▶ _What is expected_:
For the copy, please give all of the data again exactly and leave the pictures out.

┏━━

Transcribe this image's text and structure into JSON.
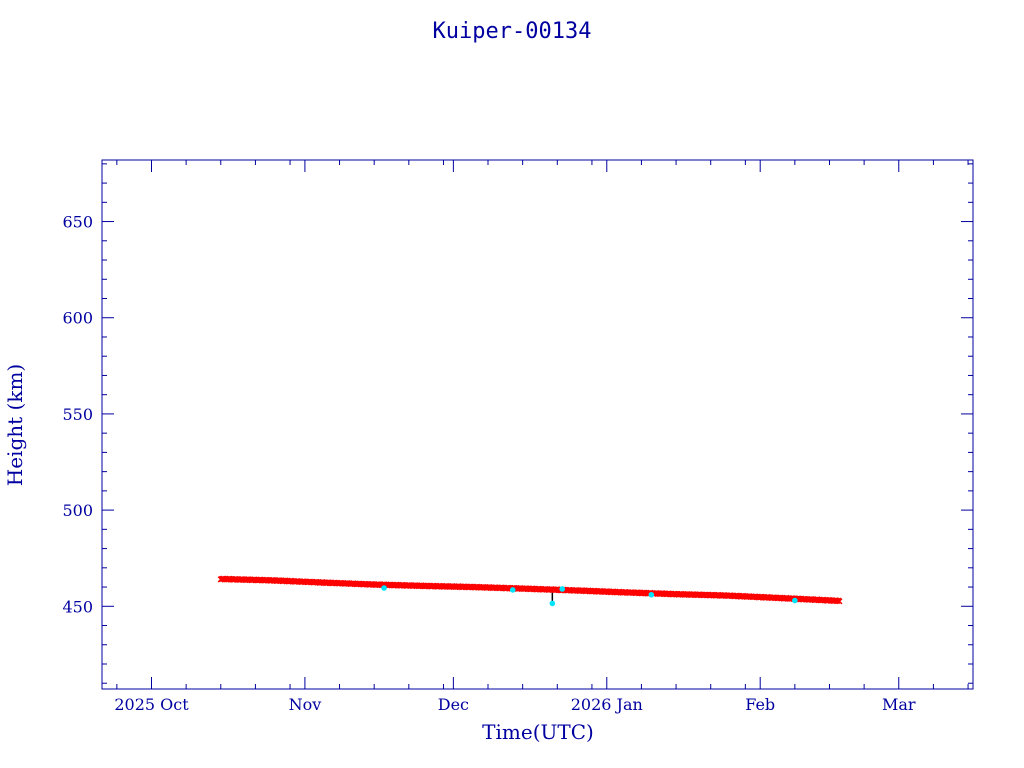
{
  "chart_data": {
    "type": "scatter",
    "title": "Kuiper-00134",
    "xlabel": "Time(UTC)",
    "ylabel": "Height (km)",
    "x_tick_labels": [
      {
        "date": "2025-10-01",
        "label": "2025 Oct"
      },
      {
        "date": "2025-11-01",
        "label": "Nov"
      },
      {
        "date": "2025-12-01",
        "label": "Dec"
      },
      {
        "date": "2026-01-01",
        "label": "2026 Jan"
      },
      {
        "date": "2026-02-01",
        "label": "Feb"
      },
      {
        "date": "2026-03-01",
        "label": "Mar"
      }
    ],
    "y_ticks": [
      450,
      500,
      550,
      600,
      650
    ],
    "xlim": [
      "2025-09-21",
      "2026-03-16"
    ],
    "ylim": [
      407,
      682
    ],
    "grid": false,
    "colors": {
      "frame": "#0000a0",
      "primary_series": "#ff0000",
      "outlier_series": "#00e5ff",
      "spike": "#000000"
    },
    "series": [
      {
        "marker": "x",
        "color": "#ff0000",
        "points": [
          {
            "x": "2025-10-15",
            "y": 464.2
          },
          {
            "x": "2025-10-25",
            "y": 463.5
          },
          {
            "x": "2025-11-05",
            "y": 462.3
          },
          {
            "x": "2025-11-15",
            "y": 461.3
          },
          {
            "x": "2025-11-25",
            "y": 460.6
          },
          {
            "x": "2025-12-05",
            "y": 460.0
          },
          {
            "x": "2025-12-15",
            "y": 459.2
          },
          {
            "x": "2025-12-25",
            "y": 458.3
          },
          {
            "x": "2026-01-05",
            "y": 457.2
          },
          {
            "x": "2026-01-15",
            "y": 456.3
          },
          {
            "x": "2026-01-25",
            "y": 455.6
          },
          {
            "x": "2026-02-05",
            "y": 454.3
          },
          {
            "x": "2026-02-17",
            "y": 452.8
          }
        ]
      },
      {
        "marker": "dot",
        "color": "#00e5ff",
        "points": [
          {
            "x": "2025-11-17",
            "y": 459.5
          },
          {
            "x": "2025-12-13",
            "y": 458.5
          },
          {
            "x": "2025-12-21",
            "y": 451.5
          },
          {
            "x": "2025-12-23",
            "y": 459.0
          },
          {
            "x": "2026-01-10",
            "y": 456.0
          },
          {
            "x": "2026-02-08",
            "y": 453.0
          }
        ]
      }
    ],
    "annotations": [
      {
        "x": "2025-12-21",
        "y_from": 458.0,
        "y_to": 452.0,
        "color": "#000000",
        "kind": "vertical-spike"
      }
    ]
  }
}
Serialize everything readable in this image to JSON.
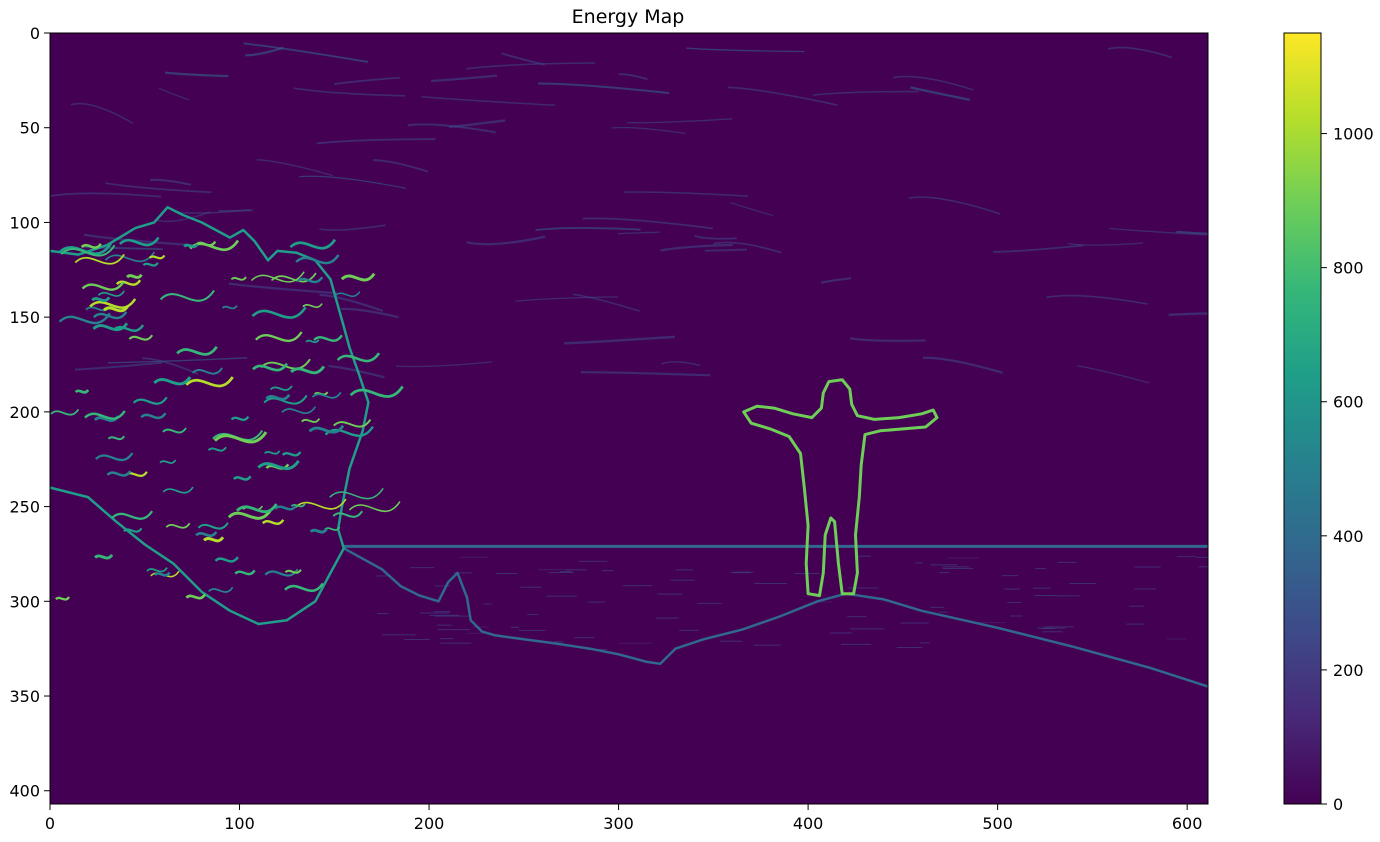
{
  "chart_data": {
    "type": "heatmap",
    "title": "Energy Map",
    "xlabel": "",
    "ylabel": "",
    "x_range": [
      0,
      611
    ],
    "y_range": [
      0,
      407
    ],
    "x_ticks": [
      0,
      100,
      200,
      300,
      400,
      500,
      600
    ],
    "y_ticks": [
      0,
      50,
      100,
      150,
      200,
      250,
      300,
      350,
      400
    ],
    "colorbar": {
      "range": [
        0,
        1150
      ],
      "ticks": [
        0,
        200,
        400,
        600,
        800,
        1000
      ],
      "colormap": "viridis",
      "colors": [
        "#440154",
        "#482878",
        "#3e4a89",
        "#31688e",
        "#26828e",
        "#1f9e89",
        "#35b779",
        "#6ece58",
        "#b5de2b",
        "#fde725"
      ]
    },
    "grid": false,
    "features": {
      "horizon_y": 271,
      "figure_outline": [
        [
          373,
          197
        ],
        [
          382,
          198
        ],
        [
          392,
          201
        ],
        [
          402,
          203
        ],
        [
          407,
          198
        ],
        [
          408,
          190
        ],
        [
          411,
          184
        ],
        [
          418,
          183
        ],
        [
          422,
          188
        ],
        [
          423,
          196
        ],
        [
          426,
          202
        ],
        [
          435,
          204
        ],
        [
          448,
          203
        ],
        [
          460,
          201
        ],
        [
          466,
          199
        ],
        [
          468,
          203
        ],
        [
          462,
          208
        ],
        [
          450,
          209
        ],
        [
          438,
          210
        ],
        [
          430,
          212
        ],
        [
          428,
          228
        ],
        [
          427,
          245
        ],
        [
          425,
          265
        ],
        [
          426,
          285
        ],
        [
          424,
          296
        ],
        [
          418,
          296
        ],
        [
          416,
          280
        ],
        [
          414,
          258
        ],
        [
          412,
          256
        ],
        [
          409,
          265
        ],
        [
          408,
          285
        ],
        [
          406,
          297
        ],
        [
          400,
          296
        ],
        [
          399,
          280
        ],
        [
          400,
          260
        ],
        [
          398,
          240
        ],
        [
          396,
          222
        ],
        [
          390,
          213
        ],
        [
          380,
          209
        ],
        [
          370,
          206
        ],
        [
          366,
          200
        ]
      ],
      "tree_outline": [
        [
          0,
          115
        ],
        [
          15,
          117
        ],
        [
          30,
          112
        ],
        [
          45,
          103
        ],
        [
          55,
          100
        ],
        [
          62,
          92
        ],
        [
          70,
          96
        ],
        [
          80,
          100
        ],
        [
          95,
          108
        ],
        [
          102,
          104
        ],
        [
          108,
          110
        ],
        [
          115,
          120
        ],
        [
          120,
          115
        ],
        [
          130,
          116
        ],
        [
          140,
          120
        ],
        [
          148,
          130
        ],
        [
          155,
          155
        ],
        [
          158,
          166
        ],
        [
          163,
          180
        ],
        [
          168,
          195
        ],
        [
          165,
          210
        ],
        [
          158,
          230
        ],
        [
          154,
          250
        ],
        [
          152,
          262
        ],
        [
          155,
          272
        ],
        [
          148,
          285
        ],
        [
          140,
          300
        ],
        [
          125,
          310
        ],
        [
          110,
          312
        ],
        [
          95,
          305
        ],
        [
          80,
          295
        ],
        [
          65,
          280
        ],
        [
          50,
          270
        ],
        [
          35,
          258
        ],
        [
          20,
          245
        ],
        [
          0,
          240
        ]
      ],
      "shore_outline": [
        [
          155,
          272
        ],
        [
          175,
          283
        ],
        [
          185,
          292
        ],
        [
          195,
          297
        ],
        [
          205,
          300
        ],
        [
          210,
          290
        ],
        [
          215,
          285
        ],
        [
          220,
          298
        ],
        [
          222,
          310
        ],
        [
          228,
          316
        ],
        [
          235,
          318
        ],
        [
          250,
          320
        ],
        [
          265,
          322
        ],
        [
          285,
          325
        ],
        [
          300,
          328
        ],
        [
          315,
          332
        ],
        [
          322,
          333
        ],
        [
          330,
          325
        ],
        [
          345,
          320
        ],
        [
          365,
          315
        ],
        [
          385,
          308
        ],
        [
          405,
          300
        ],
        [
          420,
          296
        ],
        [
          440,
          299
        ],
        [
          460,
          305
        ],
        [
          500,
          314
        ],
        [
          540,
          324
        ],
        [
          580,
          335
        ],
        [
          611,
          345
        ]
      ]
    }
  }
}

┗━━

▶ _Task response_:
Transcribe this image's text and structure into JSON.
{
  "chart_data": {
    "type": "scatter",
    "title": "Kuiper-00134",
    "xlabel": "Time(UTC)",
    "ylabel": "Height (km)",
    "x_tick_labels": [
      {
        "date": "2025-10-01",
        "label": "2025 Oct"
      },
      {
        "date": "2025-11-01",
        "label": "Nov"
      },
      {
        "date": "2025-12-01",
        "label": "Dec"
      },
      {
        "date": "2026-01-01",
        "label": "2026 Jan"
      },
      {
        "date": "2026-02-01",
        "label": "Feb"
      },
      {
        "date": "2026-03-01",
        "label": "Mar"
      }
    ],
    "y_ticks": [
      450,
      500,
      550,
      600,
      650
    ],
    "xlim": [
      "2025-09-21",
      "2026-03-16"
    ],
    "ylim": [
      407,
      682
    ],
    "grid": false,
    "colors": {
      "frame": "#0000a0",
      "primary_series": "#ff0000",
      "outlier_series": "#00e5ff",
      "spike": "#000000"
    },
    "series": [
      {
        "marker": "x",
        "color": "#ff0000",
        "points": [
          {
            "x": "2025-10-15",
            "y": 464.2
          },
          {
            "x": "2025-10-25",
            "y": 463.5
          },
          {
            "x": "2025-11-05",
            "y": 462.3
          },
          {
            "x": "2025-11-15",
            "y": 461.3
          },
          {
            "x": "2025-11-25",
            "y": 460.6
          },
          {
            "x": "2025-12-05",
            "y": 460.0
          },
          {
            "x": "2025-12-15",
            "y": 459.2
          },
          {
            "x": "2025-12-25",
            "y": 458.3
          },
          {
            "x": "2026-01-05",
            "y": 457.2
          },
          {
            "x": "2026-01-15",
            "y": 456.3
          },
          {
            "x": "2026-01-25",
            "y": 455.6
          },
          {
            "x": "2026-02-05",
            "y": 454.3
          },
          {
            "x": "2026-02-17",
            "y": 452.8
          }
        ]
      },
      {
        "marker": "dot",
        "color": "#00e5ff",
        "points": [
          {
            "x": "2025-11-17",
            "y": 459.5
          },
          {
            "x": "2025-12-13",
            "y": 458.5
          },
          {
            "x": "2025-12-21",
            "y": 451.5
          },
          {
            "x": "2025-12-23",
            "y": 459.0
          },
          {
            "x": "2026-01-10",
            "y": 456.0
          },
          {
            "x": "2026-02-08",
            "y": 453.0
          }
        ]
      }
    ],
    "annotations": [
      {
        "x": "2025-12-21",
        "y_from": 458.0,
        "y_to": 452.0,
        "color": "#000000",
        "kind": "vertical-spike"
      }
    ]
  }
}
Serialize everything readable in this image to JSON.
{
  "chart_data": {
    "type": "heatmap",
    "title": "Energy Map",
    "xlabel": "",
    "ylabel": "",
    "x_range": [
      0,
      611
    ],
    "y_range": [
      0,
      407
    ],
    "x_ticks": [
      0,
      100,
      200,
      300,
      400,
      500,
      600
    ],
    "y_ticks": [
      0,
      50,
      100,
      150,
      200,
      250,
      300,
      350,
      400
    ],
    "colorbar": {
      "range": [
        0,
        1150
      ],
      "ticks": [
        0,
        200,
        400,
        600,
        800,
        1000
      ],
      "colormap": "viridis",
      "colors": [
        "#440154",
        "#482878",
        "#3e4a89",
        "#31688e",
        "#26828e",
        "#1f9e89",
        "#35b779",
        "#6ece58",
        "#b5de2b",
        "#fde725"
      ]
    },
    "grid": false,
    "features": {
      "horizon_y": 271,
      "figure_outline": [
        [
          373,
          197
        ],
        [
          382,
          198
        ],
        [
          392,
          201
        ],
        [
          402,
          203
        ],
        [
          407,
          198
        ],
        [
          408,
          190
        ],
        [
          411,
          184
        ],
        [
          418,
          183
        ],
        [
          422,
          188
        ],
        [
          423,
          196
        ],
        [
          426,
          202
        ],
        [
          435,
          204
        ],
        [
          448,
          203
        ],
        [
          460,
          201
        ],
        [
          466,
          199
        ],
        [
          468,
          203
        ],
        [
          462,
          208
        ],
        [
          450,
          209
        ],
        [
          438,
          210
        ],
        [
          430,
          212
        ],
        [
          428,
          228
        ],
        [
          427,
          245
        ],
        [
          425,
          265
        ],
        [
          426,
          285
        ],
        [
          424,
          296
        ],
        [
          418,
          296
        ],
        [
          416,
          280
        ],
        [
          414,
          258
        ],
        [
          412,
          256
        ],
        [
          409,
          265
        ],
        [
          408,
          285
        ],
        [
          406,
          297
        ],
        [
          400,
          296
        ],
        [
          399,
          280
        ],
        [
          400,
          260
        ],
        [
          398,
          240
        ],
        [
          396,
          222
        ],
        [
          390,
          213
        ],
        [
          380,
          209
        ],
        [
          370,
          206
        ],
        [
          366,
          200
        ]
      ],
      "tree_outline": [
        [
          0,
          115
        ],
        [
          15,
          117
        ],
        [
          30,
          112
        ],
        [
          45,
          103
        ],
        [
          55,
          100
        ],
        [
          62,
          92
        ],
        [
          70,
          96
        ],
        [
          80,
          100
        ],
        [
          95,
          108
        ],
        [
          102,
          104
        ],
        [
          108,
          110
        ],
        [
          115,
          120
        ],
        [
          120,
          115
        ],
        [
          130,
          116
        ],
        [
          140,
          120
        ],
        [
          148,
          130
        ],
        [
          155,
          155
        ],
        [
          158,
          166
        ],
        [
          163,
          180
        ],
        [
          168,
          195
        ],
        [
          165,
          210
        ],
        [
          158,
          230
        ],
        [
          154,
          250
        ],
        [
          152,
          262
        ],
        [
          155,
          272
        ],
        [
          148,
          285
        ],
        [
          140,
          300
        ],
        [
          125,
          310
        ],
        [
          110,
          312
        ],
        [
          95,
          305
        ],
        [
          80,
          295
        ],
        [
          65,
          280
        ],
        [
          50,
          270
        ],
        [
          35,
          258
        ],
        [
          20,
          245
        ],
        [
          0,
          240
        ]
      ],
      "shore_outline": [
        [
          155,
          272
        ],
        [
          175,
          283
        ],
        [
          185,
          292
        ],
        [
          195,
          297
        ],
        [
          205,
          300
        ],
        [
          210,
          290
        ],
        [
          215,
          285
        ],
        [
          220,
          298
        ],
        [
          222,
          310
        ],
        [
          228,
          316
        ],
        [
          235,
          318
        ],
        [
          250,
          320
        ],
        [
          265,
          322
        ],
        [
          285,
          325
        ],
        [
          300,
          328
        ],
        [
          315,
          332
        ],
        [
          322,
          333
        ],
        [
          330,
          325
        ],
        [
          345,
          320
        ],
        [
          365,
          315
        ],
        [
          385,
          308
        ],
        [
          405,
          300
        ],
        [
          420,
          296
        ],
        [
          440,
          299
        ],
        [
          460,
          305
        ],
        [
          500,
          314
        ],
        [
          540,
          324
        ],
        [
          580,
          335
        ],
        [
          611,
          345
        ]
      ]
    }
  }
}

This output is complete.